Check every line below for the string "name", and copy the lines that contain it.

[Data extracted from a collection]

══════════

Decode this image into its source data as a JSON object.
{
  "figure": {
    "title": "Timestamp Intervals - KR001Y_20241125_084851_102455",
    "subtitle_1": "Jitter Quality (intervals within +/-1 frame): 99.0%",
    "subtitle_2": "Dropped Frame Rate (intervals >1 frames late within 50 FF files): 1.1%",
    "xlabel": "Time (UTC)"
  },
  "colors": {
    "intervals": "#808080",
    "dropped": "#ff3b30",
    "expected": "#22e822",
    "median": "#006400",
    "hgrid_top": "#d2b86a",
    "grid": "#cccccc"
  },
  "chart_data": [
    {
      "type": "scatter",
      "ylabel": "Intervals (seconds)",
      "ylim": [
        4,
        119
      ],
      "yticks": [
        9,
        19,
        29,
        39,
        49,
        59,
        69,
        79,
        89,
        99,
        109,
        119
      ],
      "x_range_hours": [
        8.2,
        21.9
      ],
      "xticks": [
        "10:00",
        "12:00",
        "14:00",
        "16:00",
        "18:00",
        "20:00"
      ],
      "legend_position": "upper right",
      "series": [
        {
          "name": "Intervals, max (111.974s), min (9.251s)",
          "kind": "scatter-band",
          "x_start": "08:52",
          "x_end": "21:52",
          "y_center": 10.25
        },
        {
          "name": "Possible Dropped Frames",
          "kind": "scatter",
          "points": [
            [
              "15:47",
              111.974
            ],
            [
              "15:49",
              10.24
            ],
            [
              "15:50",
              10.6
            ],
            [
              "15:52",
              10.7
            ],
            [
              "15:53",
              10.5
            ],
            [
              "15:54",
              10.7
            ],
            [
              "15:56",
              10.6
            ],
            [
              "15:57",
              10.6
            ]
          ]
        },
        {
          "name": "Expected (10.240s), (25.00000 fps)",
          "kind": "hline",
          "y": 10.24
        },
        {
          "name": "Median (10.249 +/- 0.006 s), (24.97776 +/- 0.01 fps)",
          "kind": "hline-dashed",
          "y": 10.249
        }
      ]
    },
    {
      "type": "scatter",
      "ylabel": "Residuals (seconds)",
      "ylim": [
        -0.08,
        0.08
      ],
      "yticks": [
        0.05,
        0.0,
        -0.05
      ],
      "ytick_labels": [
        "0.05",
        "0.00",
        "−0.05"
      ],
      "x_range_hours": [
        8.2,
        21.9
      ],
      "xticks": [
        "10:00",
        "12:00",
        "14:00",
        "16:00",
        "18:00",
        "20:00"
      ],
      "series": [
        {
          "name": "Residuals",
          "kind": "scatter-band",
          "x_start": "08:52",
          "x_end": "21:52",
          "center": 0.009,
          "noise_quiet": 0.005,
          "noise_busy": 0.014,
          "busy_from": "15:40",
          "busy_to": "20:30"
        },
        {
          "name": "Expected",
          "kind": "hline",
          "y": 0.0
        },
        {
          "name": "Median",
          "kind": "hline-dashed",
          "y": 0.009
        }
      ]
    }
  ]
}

══════════

> _Task output_
          "name": "Intervals, max (111.974s), min (9.251s)",
          "name": "Possible Dropped Frames",
          "name": "Expected (10.240s), (25.00000 fps)",
          "name": "Median (10.249 +/- 0.006 s), (24.97776 +/- 0.01 fps)",
          "name": "Residuals",
          "name": "Expected",
          "name": "Median",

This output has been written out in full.